- ЗАДАНИЕ -
Перепишите дословно часть отрывка о метафорах Мандельштама от слов «Глядя на самый» до слов «чем взмах ресницы!» включительно.

- ОТРЫВОК -
Глядя на самый длинный в Москве мост, я заменяю слово "оленей" на
слово "машин". Метафора та же самая. Промчались дни мои как бы машин
косящих бег. Почему "косящих"? Разве у машин колеса косят? Машина
может нестись, лететь, мчаться. Но не может косить, как олень. Мандельштам находит
тут слово, присущее только бегу оленя, ноги сгибаются в прыжке, как бы косят. А
"оленей косящий бег" - срезает время, укорачивает его, как ножницами
ног режет, жизнь несется, исчезает. И почему-то с этими строками перед моим
взором возникает горбоносая неприступная Ахматова из дали моста, несущаяся в
воздухе облаком со своим "Бегом времени". А Мандельштам рубит воздух
одним взмахом ресницы. Срок счастья у него был короче, чем взмах ресницы!
Счастье -
это сей час есть!
Буквоеды-переводчики
всегда подчеркивают, что это вольный перевод Осипа Мандельштама 319-го сонета
Франческо Петрарки. Разумеется вольный. Невольник ничего сделать не может. А
Мандельштам выразил собою всю мировую поэзию. Гений как бы включает в себя весь
мир. Работает без оглядки на редакторов и цензоров. Свободно писать - это
значит писать как для самого себя! Итак, через Олешу я выхожу на Чехова, с
Чехова перескакиваю на Мандельштама, с Мандельштама перелетаю на Петрарку.
Пушкин говорил, что одно из основных качеств таланта - быстрота ассоциаций, то
есть переходе с одной картины на сходную другую, моментальная реакция,
моментальное сравнение, пулеметные метафоры. Одним словом, где прошел художник,
там филологам нужно посапывать в тряпочку. У меня просто сумасшедшие
ассоциации. Как извержение вулкана. Как салют над Москвой-рекой, который я с
превеликим удовольствием наблюдаю из своего высокого окна, когда тысячи жителей
Марьина и Братаеева высыпают на мост, чтобы смотреть салют. А я вижу их всех,
вместе с морем остановившихся машин, мигающих желтыми огнями временной
остановки, вместе с пиршеством разноцветных огней над всей Москвой. Широта
охвата такова, что я вижу и Воробьевы горы, и Кремль, и Останкинскую башню, и
трубы ЗИЛа, и Сокольники, и Измайлово, и Кузьминки... Я вижу всю Москву, сидя
на своем творческом облаке. По времени написания или первой публикации эти
произведения располагаются в следующем порядке: Олеша - 1960, Чехов - 1892,
Мандельштам - 1934, Петрарка - 1327.

- ИСХОДНЫЕ ДАННЫЕ -
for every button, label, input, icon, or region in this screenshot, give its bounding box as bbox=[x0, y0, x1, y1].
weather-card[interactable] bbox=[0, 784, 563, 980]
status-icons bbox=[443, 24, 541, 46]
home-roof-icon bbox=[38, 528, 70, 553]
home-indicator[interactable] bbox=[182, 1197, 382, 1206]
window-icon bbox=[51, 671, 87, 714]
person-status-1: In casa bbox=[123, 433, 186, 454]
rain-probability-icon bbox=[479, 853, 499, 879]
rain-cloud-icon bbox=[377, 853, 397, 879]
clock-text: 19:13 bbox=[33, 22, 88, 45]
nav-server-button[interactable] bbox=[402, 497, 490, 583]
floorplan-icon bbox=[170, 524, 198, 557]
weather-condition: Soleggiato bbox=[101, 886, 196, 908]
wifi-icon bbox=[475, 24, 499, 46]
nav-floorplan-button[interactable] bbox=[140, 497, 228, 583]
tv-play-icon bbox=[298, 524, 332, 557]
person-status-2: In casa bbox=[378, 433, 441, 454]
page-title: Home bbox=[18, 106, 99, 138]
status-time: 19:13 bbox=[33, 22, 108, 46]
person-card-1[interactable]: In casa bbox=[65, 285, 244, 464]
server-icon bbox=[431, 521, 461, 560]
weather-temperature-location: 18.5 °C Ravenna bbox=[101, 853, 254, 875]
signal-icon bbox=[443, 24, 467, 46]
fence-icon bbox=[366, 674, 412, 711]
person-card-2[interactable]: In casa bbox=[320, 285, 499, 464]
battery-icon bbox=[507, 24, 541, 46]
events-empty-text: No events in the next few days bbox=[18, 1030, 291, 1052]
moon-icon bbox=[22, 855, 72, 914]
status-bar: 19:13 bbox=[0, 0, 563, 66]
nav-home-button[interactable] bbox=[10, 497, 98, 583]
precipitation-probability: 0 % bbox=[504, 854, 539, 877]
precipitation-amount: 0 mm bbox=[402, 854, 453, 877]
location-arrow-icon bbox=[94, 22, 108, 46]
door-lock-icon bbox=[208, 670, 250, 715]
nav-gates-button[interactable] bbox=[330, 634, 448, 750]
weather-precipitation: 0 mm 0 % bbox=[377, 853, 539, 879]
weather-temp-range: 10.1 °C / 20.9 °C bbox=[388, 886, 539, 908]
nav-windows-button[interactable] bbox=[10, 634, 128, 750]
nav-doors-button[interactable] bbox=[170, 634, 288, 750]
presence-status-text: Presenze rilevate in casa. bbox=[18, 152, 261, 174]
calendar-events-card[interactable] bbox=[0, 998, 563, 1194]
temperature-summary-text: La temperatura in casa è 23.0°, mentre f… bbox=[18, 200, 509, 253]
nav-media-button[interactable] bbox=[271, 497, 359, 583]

- ОТВЕТ -
Глядя на самый длинный в Москве мост, я заменяю слово "оленей" на
слово "машин". Метафора та же самая. Промчались дни мои как бы машин
косящих бег. Почему "косящих"? Разве у машин колеса косят? Машина
может нестись, лететь, мчаться. Но не может косить, как олень. Мандельштам находит
тут слово, присущее только бегу оленя, ноги сгибаются в прыжке, как бы косят. А
"оленей косящий бег" - срезает время, укорачивает его, как ножницами
ног режет, жизнь несется, исчезает. И почему-то с этими строками перед моим
взором возникает горбоносая неприступная Ахматова из дали моста, несущаяся в
воздухе облаком со своим "Бегом времени". А Мандельштам рубит воздух
одним взмахом ресницы. Срок счастья у него был короче, чем взмах ресницы!